DATA PROVIDED:
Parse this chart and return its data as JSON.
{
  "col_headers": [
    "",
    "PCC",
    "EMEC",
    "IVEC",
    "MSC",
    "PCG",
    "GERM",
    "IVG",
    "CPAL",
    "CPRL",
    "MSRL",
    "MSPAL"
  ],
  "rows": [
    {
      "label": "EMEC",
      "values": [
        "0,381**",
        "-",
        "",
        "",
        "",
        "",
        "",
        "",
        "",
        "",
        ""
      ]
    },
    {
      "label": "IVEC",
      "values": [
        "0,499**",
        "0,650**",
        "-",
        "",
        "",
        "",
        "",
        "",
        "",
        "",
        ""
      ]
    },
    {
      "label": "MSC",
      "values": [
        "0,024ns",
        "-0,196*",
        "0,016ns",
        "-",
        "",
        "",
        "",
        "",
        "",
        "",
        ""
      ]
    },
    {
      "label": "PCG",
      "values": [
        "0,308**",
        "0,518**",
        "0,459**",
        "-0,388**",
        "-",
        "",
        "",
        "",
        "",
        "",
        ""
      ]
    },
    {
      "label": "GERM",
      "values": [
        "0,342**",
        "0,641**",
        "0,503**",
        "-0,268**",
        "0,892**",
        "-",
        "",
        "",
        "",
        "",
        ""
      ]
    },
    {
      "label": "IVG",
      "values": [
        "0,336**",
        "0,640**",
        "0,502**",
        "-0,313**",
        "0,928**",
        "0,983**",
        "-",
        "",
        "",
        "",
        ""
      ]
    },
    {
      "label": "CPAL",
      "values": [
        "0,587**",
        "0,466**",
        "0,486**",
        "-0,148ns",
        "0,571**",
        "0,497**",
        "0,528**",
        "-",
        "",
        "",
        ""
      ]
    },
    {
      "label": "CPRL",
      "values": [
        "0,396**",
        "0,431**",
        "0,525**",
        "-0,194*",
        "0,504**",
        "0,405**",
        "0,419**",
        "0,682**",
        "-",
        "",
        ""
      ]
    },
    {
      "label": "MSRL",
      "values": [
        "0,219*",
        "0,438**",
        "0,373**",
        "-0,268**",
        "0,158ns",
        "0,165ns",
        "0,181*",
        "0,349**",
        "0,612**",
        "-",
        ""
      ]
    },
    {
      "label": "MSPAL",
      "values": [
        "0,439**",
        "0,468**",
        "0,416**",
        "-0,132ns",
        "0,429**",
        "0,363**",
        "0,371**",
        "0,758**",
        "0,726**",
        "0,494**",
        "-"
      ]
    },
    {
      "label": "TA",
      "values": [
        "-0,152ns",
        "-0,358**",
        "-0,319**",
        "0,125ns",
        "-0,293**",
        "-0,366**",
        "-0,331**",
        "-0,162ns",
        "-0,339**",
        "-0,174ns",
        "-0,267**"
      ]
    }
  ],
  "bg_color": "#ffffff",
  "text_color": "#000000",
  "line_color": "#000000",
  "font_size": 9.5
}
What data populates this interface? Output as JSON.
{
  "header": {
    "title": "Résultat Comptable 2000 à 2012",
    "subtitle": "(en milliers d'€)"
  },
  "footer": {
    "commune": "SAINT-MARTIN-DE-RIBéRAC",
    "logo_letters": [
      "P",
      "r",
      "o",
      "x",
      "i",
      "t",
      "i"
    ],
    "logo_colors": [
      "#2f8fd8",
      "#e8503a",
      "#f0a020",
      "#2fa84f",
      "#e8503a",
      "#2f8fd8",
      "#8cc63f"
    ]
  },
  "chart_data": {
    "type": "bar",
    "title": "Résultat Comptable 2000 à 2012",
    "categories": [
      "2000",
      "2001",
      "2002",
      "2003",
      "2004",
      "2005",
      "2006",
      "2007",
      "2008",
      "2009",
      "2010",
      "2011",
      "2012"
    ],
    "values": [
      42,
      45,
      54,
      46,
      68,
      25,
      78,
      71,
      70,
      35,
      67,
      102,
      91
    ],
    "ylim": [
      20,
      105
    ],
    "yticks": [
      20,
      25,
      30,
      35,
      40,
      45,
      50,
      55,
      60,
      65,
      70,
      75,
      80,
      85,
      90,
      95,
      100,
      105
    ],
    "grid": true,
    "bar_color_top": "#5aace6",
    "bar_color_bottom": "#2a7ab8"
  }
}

WORK TO COMPLETE: Repeat the records above exactly as they appear.

REPLY:
Parse this chart and return its data as JSON.
{
  "col_headers": [
    "",
    "PCC",
    "EMEC",
    "IVEC",
    "MSC",
    "PCG",
    "GERM",
    "IVG",
    "CPAL",
    "CPRL",
    "MSRL",
    "MSPAL"
  ],
  "rows": [
    {
      "label": "EMEC",
      "values": [
        "0,381**",
        "-",
        "",
        "",
        "",
        "",
        "",
        "",
        "",
        "",
        ""
      ]
    },
    {
      "label": "IVEC",
      "values": [
        "0,499**",
        "0,650**",
        "-",
        "",
        "",
        "",
        "",
        "",
        "",
        "",
        ""
      ]
    },
    {
      "label": "MSC",
      "values": [
        "0,024ns",
        "-0,196*",
        "0,016ns",
        "-",
        "",
        "",
        "",
        "",
        "",
        "",
        ""
      ]
    },
    {
      "label": "PCG",
      "values": [
        "0,308**",
        "0,518**",
        "0,459**",
        "-0,388**",
        "-",
        "",
        "",
        "",
        "",
        "",
        ""
      ]
    },
    {
      "label": "GERM",
      "values": [
        "0,342**",
        "0,641**",
        "0,503**",
        "-0,268**",
        "0,892**",
        "-",
        "",
        "",
        "",
        "",
        ""
      ]
    },
    {
      "label": "IVG",
      "values": [
        "0,336**",
        "0,640**",
        "0,502**",
        "-0,313**",
        "0,928**",
        "0,983**",
        "-",
        "",
        "",
        "",
        ""
      ]
    },
    {
      "label": "CPAL",
      "values": [
        "0,587**",
        "0,466**",
        "0,486**",
        "-0,148ns",
        "0,571**",
        "0,497**",
        "0,528**",
        "-",
        "",
        "",
        ""
      ]
    },
    {
      "label": "CPRL",
      "values": [
        "0,396**",
        "0,431**",
        "0,525**",
        "-0,194*",
        "0,504**",
        "0,405**",
        "0,419**",
        "0,682**",
        "-",
        "",
        ""
      ]
    },
    {
      "label": "MSRL",
      "values": [
        "0,219*",
        "0,438**",
        "0,373**",
        "-0,268**",
        "0,158ns",
        "0,165ns",
        "0,181*",
        "0,349**",
        "0,612**",
        "-",
        ""
      ]
    },
    {
      "label": "MSPAL",
      "values": [
        "0,439**",
        "0,468**",
        "0,416**",
        "-0,132ns",
        "0,429**",
        "0,363**",
        "0,371**",
        "0,758**",
        "0,726**",
        "0,494**",
        "-"
      ]
    },
    {
      "label": "TA",
      "values": [
        "-0,152ns",
        "-0,358**",
        "-0,319**",
        "0,125ns",
        "-0,293**",
        "-0,366**",
        "-0,331**",
        "-0,162ns",
        "-0,339**",
        "-0,174ns",
        "-0,267**"
      ]
    }
  ],
  "bg_color": "#ffffff",
  "text_color": "#000000",
  "line_color": "#000000",
  "font_size": 9.5
}
What data populates this interface? Output as JSON.
{
  "header": {
    "title": "Résultat Comptable 2000 à 2012",
    "subtitle": "(en milliers d'€)"
  },
  "footer": {
    "commune": "SAINT-MARTIN-DE-RIBéRAC",
    "logo_letters": [
      "P",
      "r",
      "o",
      "x",
      "i",
      "t",
      "i"
    ],
    "logo_colors": [
      "#2f8fd8",
      "#e8503a",
      "#f0a020",
      "#2fa84f",
      "#e8503a",
      "#2f8fd8",
      "#8cc63f"
    ]
  },
  "chart_data": {
    "type": "bar",
    "title": "Résultat Comptable 2000 à 2012",
    "categories": [
      "2000",
      "2001",
      "2002",
      "2003",
      "2004",
      "2005",
      "2006",
      "2007",
      "2008",
      "2009",
      "2010",
      "2011",
      "2012"
    ],
    "values": [
      42,
      45,
      54,
      46,
      68,
      25,
      78,
      71,
      70,
      35,
      67,
      102,
      91
    ],
    "ylim": [
      20,
      105
    ],
    "yticks": [
      20,
      25,
      30,
      35,
      40,
      45,
      50,
      55,
      60,
      65,
      70,
      75,
      80,
      85,
      90,
      95,
      100,
      105
    ],
    "grid": true,
    "bar_color_top": "#5aace6",
    "bar_color_bottom": "#2a7ab8"
  }
}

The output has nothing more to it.